-- BEGIN Data for the task --

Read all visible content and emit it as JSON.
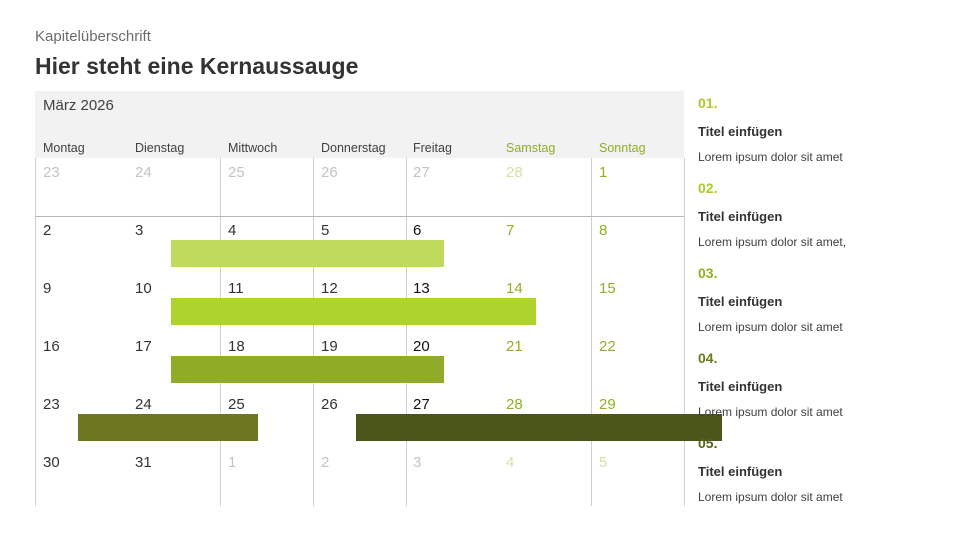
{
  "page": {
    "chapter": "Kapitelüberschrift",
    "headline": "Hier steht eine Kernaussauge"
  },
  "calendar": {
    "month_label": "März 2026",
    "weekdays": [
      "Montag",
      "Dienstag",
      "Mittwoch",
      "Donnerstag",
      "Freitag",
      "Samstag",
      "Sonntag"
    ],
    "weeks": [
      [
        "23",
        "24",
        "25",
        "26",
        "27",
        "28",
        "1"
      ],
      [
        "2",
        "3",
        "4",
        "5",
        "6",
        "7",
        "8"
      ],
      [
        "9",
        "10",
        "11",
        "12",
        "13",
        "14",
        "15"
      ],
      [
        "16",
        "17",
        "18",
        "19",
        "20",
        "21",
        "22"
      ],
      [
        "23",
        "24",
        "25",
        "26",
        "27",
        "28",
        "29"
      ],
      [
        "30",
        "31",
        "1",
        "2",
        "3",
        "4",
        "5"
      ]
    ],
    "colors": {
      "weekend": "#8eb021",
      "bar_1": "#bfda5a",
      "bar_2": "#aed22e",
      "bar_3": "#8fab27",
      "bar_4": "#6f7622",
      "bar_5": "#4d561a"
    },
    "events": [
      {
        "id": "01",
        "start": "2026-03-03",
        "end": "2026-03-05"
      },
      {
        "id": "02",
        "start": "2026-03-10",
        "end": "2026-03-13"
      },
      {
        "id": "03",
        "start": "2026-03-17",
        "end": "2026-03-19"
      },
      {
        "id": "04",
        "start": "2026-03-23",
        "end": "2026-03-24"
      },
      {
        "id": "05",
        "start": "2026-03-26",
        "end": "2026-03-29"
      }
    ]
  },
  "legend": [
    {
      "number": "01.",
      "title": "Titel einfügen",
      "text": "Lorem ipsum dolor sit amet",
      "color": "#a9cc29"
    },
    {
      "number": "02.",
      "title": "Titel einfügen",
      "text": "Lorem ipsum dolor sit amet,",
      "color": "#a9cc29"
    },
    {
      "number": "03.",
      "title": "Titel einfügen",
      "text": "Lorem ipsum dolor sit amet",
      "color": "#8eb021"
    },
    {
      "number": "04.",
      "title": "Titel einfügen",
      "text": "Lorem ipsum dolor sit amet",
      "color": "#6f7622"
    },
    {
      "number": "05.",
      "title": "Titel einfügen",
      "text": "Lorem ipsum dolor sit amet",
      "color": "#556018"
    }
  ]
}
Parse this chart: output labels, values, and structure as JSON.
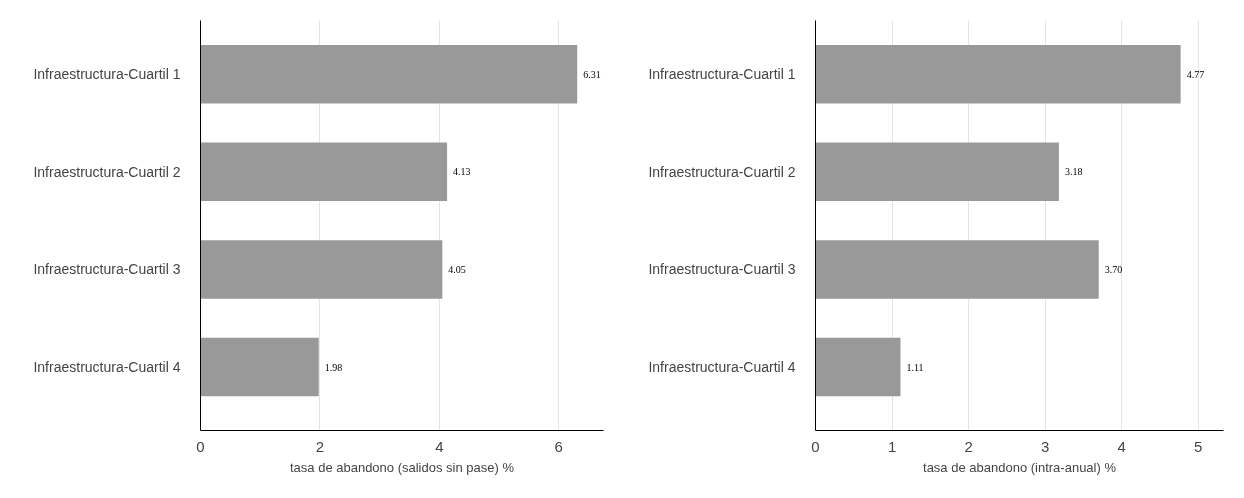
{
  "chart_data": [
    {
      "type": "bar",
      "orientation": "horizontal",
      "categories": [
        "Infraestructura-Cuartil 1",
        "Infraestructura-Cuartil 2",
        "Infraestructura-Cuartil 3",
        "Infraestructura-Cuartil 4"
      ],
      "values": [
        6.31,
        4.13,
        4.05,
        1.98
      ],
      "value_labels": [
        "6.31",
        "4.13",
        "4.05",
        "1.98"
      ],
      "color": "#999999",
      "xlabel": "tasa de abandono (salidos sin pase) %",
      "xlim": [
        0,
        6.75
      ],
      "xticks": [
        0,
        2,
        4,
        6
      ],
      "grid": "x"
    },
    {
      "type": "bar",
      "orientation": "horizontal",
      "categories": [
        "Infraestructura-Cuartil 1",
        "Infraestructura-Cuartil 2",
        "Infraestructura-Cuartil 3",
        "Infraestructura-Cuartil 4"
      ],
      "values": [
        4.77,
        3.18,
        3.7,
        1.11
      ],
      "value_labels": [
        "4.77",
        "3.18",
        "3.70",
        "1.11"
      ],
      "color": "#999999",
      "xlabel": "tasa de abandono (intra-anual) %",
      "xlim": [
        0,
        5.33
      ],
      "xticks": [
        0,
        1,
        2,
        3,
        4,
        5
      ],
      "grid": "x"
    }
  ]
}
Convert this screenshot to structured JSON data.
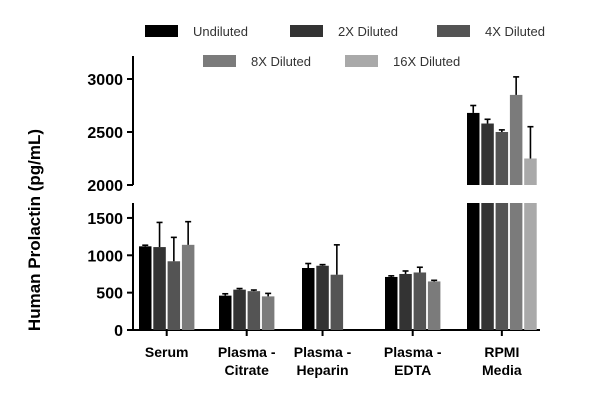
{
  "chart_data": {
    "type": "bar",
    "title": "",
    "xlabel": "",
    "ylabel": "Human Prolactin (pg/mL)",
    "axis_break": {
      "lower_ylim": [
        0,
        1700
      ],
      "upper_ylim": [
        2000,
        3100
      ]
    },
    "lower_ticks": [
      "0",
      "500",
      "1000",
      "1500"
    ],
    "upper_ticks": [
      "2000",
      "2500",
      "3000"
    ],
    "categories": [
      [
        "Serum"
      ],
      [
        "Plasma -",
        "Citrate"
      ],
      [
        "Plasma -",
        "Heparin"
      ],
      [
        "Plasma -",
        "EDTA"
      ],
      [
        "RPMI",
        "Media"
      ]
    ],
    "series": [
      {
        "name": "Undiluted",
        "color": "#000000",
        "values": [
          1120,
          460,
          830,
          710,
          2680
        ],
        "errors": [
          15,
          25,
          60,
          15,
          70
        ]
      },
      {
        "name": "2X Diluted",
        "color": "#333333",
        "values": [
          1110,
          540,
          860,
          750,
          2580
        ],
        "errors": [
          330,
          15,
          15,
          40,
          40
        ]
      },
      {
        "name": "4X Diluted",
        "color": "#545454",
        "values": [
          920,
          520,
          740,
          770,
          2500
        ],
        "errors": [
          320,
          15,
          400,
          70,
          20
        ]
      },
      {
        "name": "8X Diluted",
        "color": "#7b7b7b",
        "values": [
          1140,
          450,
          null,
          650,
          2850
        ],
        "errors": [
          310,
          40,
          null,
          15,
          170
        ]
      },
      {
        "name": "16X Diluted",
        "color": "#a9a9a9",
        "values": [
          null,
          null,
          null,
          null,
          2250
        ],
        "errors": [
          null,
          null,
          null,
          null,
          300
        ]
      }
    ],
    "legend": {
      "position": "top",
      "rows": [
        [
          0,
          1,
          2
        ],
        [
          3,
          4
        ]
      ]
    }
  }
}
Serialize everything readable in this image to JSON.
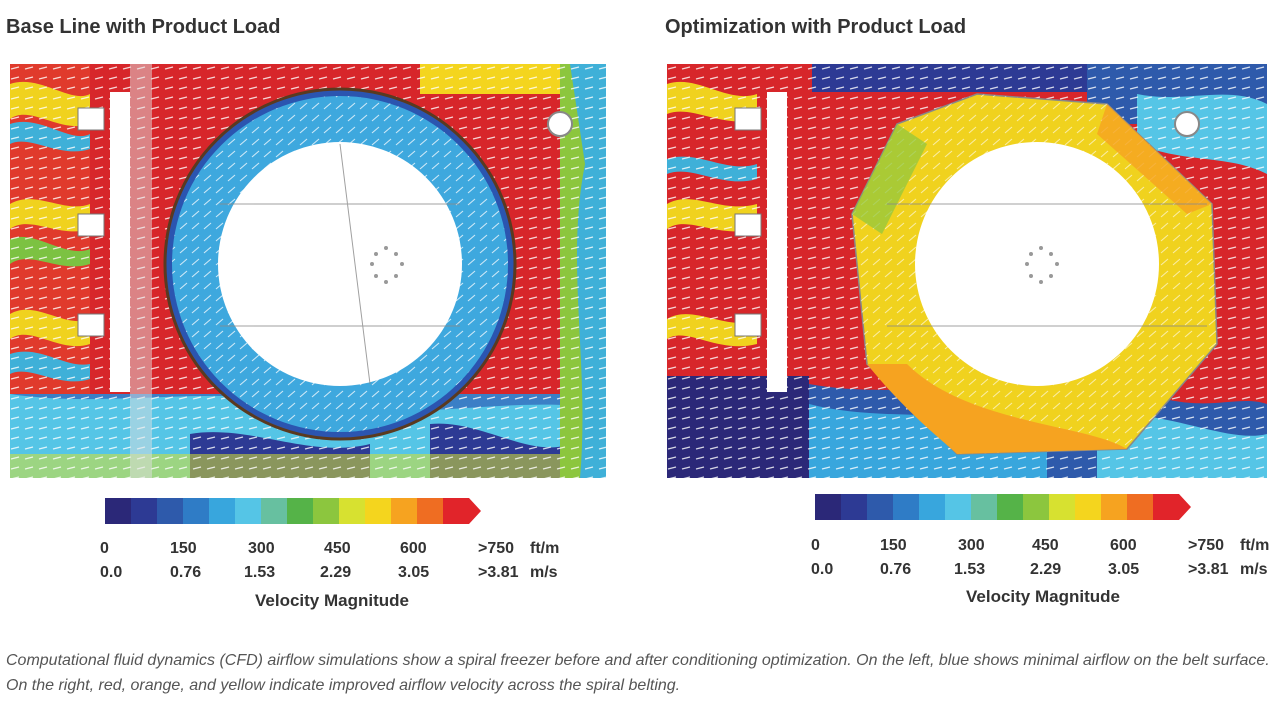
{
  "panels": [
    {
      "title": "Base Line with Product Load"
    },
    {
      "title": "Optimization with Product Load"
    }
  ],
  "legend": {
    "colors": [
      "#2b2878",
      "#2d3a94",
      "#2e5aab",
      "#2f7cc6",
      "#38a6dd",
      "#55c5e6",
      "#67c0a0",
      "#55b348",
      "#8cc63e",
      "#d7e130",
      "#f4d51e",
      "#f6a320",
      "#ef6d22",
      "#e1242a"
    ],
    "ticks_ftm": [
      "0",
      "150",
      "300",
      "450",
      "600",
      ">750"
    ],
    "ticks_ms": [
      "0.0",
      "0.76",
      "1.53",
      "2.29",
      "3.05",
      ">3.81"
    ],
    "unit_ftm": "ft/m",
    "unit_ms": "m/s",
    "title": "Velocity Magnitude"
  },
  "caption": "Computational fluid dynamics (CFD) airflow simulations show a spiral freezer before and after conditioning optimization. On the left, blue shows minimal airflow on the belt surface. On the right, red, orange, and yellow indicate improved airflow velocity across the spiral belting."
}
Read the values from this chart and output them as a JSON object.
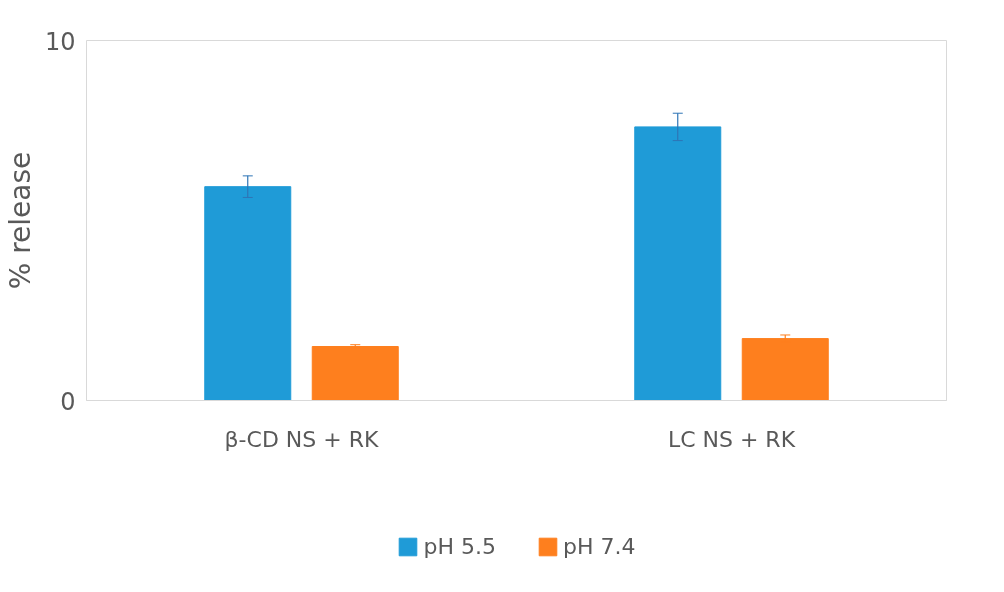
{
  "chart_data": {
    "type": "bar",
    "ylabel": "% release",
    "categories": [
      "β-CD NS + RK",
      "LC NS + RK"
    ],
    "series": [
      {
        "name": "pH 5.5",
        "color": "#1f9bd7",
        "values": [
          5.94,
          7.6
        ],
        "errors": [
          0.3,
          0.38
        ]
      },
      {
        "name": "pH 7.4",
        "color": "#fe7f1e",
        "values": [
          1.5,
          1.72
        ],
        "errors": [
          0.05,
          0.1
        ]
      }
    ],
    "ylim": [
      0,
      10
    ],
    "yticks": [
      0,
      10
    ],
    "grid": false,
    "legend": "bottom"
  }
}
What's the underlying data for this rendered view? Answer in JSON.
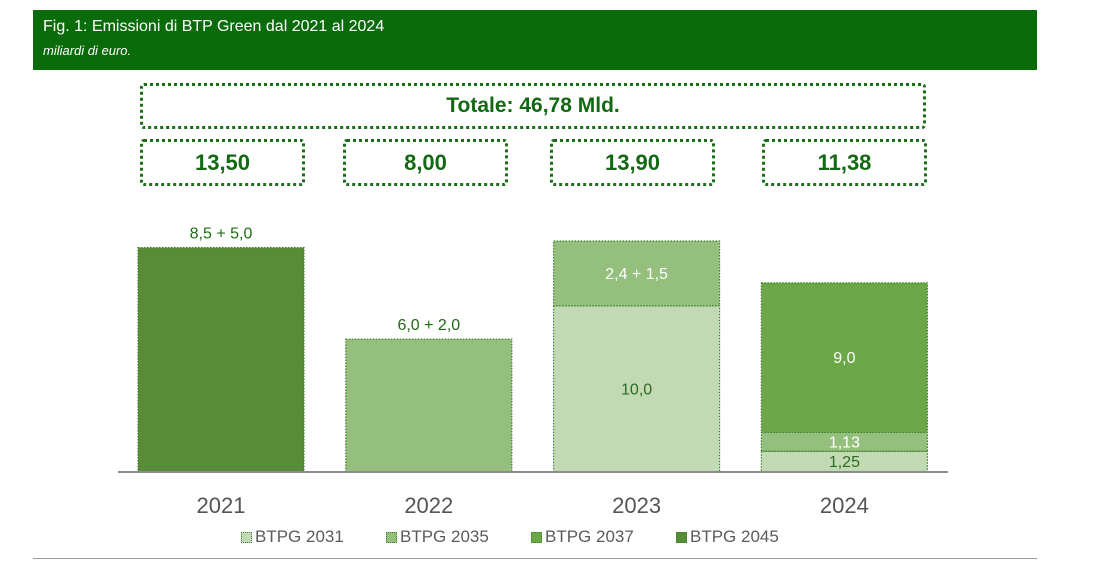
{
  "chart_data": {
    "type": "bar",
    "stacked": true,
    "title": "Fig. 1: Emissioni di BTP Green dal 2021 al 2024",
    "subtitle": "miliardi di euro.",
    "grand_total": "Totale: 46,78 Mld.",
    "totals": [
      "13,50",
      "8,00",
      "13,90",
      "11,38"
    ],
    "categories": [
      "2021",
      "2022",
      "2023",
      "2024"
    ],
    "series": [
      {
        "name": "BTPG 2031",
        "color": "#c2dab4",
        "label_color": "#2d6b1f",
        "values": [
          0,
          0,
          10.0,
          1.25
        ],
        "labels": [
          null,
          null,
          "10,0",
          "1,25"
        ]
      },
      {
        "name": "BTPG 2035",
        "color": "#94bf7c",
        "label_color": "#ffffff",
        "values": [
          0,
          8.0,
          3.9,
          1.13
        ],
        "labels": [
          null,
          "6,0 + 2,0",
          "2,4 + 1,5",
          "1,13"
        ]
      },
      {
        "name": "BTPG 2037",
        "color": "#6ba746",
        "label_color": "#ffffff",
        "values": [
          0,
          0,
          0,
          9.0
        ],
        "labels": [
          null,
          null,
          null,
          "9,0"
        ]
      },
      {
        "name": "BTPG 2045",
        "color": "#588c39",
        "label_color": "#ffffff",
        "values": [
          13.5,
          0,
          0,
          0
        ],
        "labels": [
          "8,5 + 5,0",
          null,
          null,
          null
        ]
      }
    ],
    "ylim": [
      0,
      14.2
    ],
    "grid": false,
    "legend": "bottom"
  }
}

-- END Data for the task --

Required task: Count each line above in which the string "xlabel" appears, then state only the total.

Solution: 3